## DESCRIPTION OF THE TASK
Pull every "nhiên" line out of the data below.
* * * *
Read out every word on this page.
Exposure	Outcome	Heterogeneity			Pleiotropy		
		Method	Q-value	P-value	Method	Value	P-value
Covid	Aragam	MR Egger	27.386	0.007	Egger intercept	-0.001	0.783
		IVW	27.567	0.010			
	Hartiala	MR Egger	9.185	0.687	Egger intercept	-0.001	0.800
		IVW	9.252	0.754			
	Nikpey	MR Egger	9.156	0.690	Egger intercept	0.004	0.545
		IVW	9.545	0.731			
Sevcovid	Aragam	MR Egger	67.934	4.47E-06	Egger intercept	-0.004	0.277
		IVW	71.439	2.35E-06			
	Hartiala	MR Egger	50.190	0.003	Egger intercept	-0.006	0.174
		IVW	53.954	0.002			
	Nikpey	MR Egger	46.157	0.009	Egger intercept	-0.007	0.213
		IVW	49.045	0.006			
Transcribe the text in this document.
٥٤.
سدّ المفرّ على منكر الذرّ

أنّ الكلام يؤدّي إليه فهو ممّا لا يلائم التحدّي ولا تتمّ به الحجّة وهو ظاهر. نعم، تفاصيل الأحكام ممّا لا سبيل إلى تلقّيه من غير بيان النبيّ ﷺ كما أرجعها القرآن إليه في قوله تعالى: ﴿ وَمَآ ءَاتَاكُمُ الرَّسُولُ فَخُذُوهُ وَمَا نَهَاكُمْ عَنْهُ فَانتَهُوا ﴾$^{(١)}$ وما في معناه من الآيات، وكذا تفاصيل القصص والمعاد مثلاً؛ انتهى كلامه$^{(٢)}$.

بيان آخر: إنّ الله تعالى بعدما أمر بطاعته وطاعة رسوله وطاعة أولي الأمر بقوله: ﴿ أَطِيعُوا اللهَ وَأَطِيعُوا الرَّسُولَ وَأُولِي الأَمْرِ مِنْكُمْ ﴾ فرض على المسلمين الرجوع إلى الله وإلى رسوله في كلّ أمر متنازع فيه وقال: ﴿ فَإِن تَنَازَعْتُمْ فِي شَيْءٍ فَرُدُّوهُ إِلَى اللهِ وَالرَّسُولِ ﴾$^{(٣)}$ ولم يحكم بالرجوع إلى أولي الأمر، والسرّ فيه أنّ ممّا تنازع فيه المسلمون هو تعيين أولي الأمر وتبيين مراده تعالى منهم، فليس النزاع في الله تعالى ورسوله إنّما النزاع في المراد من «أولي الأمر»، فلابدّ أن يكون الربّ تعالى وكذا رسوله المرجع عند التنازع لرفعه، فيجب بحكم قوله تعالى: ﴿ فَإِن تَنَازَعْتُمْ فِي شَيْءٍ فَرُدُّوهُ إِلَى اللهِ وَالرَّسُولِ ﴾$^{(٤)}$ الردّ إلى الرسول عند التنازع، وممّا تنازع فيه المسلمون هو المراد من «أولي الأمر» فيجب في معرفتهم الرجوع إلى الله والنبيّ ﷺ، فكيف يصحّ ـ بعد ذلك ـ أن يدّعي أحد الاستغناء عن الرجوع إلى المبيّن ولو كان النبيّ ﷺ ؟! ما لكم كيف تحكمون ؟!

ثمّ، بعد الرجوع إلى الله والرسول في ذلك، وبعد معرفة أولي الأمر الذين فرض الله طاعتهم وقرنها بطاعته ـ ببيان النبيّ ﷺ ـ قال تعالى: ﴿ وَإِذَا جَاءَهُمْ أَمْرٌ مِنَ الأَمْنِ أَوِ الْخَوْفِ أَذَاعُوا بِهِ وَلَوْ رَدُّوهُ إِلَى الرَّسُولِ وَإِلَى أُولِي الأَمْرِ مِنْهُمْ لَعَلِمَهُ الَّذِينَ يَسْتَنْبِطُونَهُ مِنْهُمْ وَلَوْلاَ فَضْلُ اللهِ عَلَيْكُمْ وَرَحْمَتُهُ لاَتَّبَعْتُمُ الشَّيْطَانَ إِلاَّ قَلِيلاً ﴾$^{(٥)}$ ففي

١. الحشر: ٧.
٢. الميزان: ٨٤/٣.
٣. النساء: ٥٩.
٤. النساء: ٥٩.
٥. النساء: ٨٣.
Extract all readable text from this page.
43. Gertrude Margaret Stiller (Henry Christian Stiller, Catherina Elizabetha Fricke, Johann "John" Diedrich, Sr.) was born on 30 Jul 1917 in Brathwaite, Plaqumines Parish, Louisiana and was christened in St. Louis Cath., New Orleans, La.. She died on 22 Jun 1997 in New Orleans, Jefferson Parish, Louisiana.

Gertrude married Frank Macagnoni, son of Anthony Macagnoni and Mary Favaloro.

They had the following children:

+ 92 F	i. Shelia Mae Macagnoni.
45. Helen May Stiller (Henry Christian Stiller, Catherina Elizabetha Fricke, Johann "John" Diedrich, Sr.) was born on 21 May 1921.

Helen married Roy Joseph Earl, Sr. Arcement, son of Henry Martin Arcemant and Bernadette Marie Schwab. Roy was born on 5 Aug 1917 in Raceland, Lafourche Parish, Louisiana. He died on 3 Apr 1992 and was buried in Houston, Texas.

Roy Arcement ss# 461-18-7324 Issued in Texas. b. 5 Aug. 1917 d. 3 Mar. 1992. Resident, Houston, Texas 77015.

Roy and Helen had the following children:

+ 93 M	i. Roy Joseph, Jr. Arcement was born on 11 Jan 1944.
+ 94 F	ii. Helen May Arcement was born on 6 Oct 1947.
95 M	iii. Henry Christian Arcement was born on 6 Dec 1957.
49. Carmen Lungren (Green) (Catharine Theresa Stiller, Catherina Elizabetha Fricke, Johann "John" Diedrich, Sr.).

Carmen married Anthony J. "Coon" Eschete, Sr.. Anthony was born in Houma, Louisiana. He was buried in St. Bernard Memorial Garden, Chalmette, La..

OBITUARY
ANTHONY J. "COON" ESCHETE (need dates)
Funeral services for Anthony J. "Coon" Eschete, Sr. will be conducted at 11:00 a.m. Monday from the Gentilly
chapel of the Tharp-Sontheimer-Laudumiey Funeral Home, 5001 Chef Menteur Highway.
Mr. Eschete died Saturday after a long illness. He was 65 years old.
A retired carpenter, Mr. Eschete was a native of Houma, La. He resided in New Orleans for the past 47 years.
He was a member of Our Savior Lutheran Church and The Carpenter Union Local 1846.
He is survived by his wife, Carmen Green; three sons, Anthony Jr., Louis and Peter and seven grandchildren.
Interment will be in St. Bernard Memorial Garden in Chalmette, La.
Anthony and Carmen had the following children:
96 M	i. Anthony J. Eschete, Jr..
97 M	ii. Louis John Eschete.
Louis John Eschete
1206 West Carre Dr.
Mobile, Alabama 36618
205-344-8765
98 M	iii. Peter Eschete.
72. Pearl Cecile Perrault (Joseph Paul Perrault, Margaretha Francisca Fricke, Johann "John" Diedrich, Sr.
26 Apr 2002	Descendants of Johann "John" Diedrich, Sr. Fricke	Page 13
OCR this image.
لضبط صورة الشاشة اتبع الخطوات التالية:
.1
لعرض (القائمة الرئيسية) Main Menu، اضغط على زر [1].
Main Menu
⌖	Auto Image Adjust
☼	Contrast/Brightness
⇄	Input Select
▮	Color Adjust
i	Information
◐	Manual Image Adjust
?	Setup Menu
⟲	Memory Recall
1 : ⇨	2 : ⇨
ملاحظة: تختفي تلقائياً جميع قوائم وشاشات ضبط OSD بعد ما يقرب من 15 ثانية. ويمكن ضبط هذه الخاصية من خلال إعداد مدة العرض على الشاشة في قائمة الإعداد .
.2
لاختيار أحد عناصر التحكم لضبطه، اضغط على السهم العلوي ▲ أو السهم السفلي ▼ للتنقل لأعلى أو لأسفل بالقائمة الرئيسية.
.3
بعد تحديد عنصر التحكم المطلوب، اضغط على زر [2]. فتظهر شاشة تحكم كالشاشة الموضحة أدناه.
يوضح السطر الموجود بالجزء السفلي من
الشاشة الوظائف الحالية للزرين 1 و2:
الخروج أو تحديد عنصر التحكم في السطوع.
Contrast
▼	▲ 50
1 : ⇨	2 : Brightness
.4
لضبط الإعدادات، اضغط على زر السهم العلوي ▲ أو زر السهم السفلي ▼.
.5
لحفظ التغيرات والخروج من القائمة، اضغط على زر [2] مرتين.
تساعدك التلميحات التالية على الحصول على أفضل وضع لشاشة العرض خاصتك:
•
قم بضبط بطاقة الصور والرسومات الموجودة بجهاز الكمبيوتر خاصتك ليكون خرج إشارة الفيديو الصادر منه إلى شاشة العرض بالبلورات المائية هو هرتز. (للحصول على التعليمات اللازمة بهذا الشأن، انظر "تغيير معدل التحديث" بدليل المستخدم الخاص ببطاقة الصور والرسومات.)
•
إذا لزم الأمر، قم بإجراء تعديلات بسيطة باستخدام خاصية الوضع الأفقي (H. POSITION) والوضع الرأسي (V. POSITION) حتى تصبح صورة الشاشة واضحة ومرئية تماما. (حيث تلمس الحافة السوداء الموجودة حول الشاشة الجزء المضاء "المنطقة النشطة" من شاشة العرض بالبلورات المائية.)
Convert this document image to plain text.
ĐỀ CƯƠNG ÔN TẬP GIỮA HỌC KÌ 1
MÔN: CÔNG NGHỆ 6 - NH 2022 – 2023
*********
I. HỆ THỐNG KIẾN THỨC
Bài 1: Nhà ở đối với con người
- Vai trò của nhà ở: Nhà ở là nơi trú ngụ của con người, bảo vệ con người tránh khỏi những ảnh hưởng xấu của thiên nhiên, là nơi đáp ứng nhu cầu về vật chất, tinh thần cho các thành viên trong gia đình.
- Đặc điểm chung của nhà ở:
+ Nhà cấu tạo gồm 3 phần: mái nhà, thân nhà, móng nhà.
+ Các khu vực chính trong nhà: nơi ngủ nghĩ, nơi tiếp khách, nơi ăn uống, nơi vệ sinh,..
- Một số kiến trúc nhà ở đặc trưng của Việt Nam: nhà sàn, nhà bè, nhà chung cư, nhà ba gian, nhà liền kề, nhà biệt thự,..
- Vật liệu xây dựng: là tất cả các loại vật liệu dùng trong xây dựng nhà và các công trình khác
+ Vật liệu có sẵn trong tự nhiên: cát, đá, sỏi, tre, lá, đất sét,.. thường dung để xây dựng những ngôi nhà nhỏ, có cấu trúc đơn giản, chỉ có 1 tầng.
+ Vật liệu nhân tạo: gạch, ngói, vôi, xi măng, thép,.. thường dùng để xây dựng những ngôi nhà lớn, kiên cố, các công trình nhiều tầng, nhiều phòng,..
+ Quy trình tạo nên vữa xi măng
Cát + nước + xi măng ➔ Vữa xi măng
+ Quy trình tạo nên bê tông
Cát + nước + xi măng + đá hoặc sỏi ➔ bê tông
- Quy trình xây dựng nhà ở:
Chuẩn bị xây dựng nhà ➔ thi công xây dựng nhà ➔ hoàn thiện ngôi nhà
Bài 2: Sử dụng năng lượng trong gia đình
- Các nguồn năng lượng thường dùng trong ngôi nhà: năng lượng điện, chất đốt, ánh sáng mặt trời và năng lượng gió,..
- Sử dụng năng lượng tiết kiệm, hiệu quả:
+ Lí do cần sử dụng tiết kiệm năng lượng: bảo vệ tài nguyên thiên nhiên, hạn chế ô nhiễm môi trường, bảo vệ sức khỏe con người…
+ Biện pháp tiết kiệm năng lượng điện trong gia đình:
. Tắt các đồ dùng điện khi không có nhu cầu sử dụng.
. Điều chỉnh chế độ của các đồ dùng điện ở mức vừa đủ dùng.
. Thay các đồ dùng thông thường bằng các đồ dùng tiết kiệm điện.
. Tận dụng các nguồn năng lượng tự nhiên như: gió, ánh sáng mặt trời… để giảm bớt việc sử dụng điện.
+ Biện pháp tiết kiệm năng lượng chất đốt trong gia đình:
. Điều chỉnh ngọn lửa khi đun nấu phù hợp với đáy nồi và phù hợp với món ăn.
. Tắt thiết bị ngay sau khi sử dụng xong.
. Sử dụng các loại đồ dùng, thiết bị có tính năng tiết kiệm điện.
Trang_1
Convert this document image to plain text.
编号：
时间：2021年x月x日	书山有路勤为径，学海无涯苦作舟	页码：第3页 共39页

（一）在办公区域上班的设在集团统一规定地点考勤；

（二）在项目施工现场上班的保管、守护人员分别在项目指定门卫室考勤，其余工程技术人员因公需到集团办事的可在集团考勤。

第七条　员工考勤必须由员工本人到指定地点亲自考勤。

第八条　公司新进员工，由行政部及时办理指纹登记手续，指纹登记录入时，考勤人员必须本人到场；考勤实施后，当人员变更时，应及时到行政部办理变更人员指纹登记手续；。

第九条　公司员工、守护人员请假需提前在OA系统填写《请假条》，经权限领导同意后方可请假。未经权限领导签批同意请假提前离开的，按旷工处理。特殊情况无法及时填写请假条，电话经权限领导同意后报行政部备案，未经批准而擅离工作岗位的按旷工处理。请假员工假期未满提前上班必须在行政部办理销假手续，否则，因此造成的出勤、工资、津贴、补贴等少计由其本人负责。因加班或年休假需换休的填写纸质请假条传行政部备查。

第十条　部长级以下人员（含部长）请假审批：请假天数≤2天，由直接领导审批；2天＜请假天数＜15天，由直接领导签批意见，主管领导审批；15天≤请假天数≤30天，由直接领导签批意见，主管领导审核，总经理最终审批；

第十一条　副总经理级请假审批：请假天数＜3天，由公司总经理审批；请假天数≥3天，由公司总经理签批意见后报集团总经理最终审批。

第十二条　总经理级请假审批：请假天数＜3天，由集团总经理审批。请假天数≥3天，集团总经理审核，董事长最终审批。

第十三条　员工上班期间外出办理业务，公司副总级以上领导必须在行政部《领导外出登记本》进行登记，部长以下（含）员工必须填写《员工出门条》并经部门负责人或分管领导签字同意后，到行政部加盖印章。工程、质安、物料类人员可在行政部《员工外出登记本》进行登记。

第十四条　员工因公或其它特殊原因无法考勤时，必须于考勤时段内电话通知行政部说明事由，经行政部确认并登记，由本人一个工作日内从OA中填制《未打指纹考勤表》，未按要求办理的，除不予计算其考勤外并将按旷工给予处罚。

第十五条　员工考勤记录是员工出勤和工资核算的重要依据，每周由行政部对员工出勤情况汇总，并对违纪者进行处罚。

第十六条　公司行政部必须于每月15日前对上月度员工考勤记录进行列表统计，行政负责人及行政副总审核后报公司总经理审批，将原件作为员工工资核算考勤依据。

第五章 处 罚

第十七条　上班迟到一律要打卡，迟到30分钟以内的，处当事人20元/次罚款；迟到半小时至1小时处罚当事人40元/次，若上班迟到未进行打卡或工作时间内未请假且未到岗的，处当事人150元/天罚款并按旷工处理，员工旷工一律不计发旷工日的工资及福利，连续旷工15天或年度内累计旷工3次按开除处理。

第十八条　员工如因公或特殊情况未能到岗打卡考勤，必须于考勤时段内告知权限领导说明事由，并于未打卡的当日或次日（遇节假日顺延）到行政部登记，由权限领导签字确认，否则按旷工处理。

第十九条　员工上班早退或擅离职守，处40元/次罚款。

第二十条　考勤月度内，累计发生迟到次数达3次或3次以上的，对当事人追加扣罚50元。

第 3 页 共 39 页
* * * *
## SOLUTION TO THE PROBLEM
- Vai trò của nhà ở: Nhà ở là nơi trú ngụ của con người, bảo vệ con người tránh khỏi những ảnh hưởng xấu của thiên nhiên, là nơi đáp ứng nhu cầu về vật chất, tinh thần cho các thành viên trong gia đình.
+ Vật liệu có sẵn trong tự nhiên: cát, đá, sỏi, tre, lá, đất sét,.. thường dung để xây dựng những ngôi nhà nhỏ, có cấu trúc đơn giản, chỉ có 1 tầng.
+ Lí do cần sử dụng tiết kiệm năng lượng: bảo vệ tài nguyên thiên nhiên, hạn chế ô nhiễm môi trường, bảo vệ sức khỏe con người…
. Tận dụng các nguồn năng lượng tự nhiên như: gió, ánh sáng mặt trời… để giảm bớt việc sử dụng điện.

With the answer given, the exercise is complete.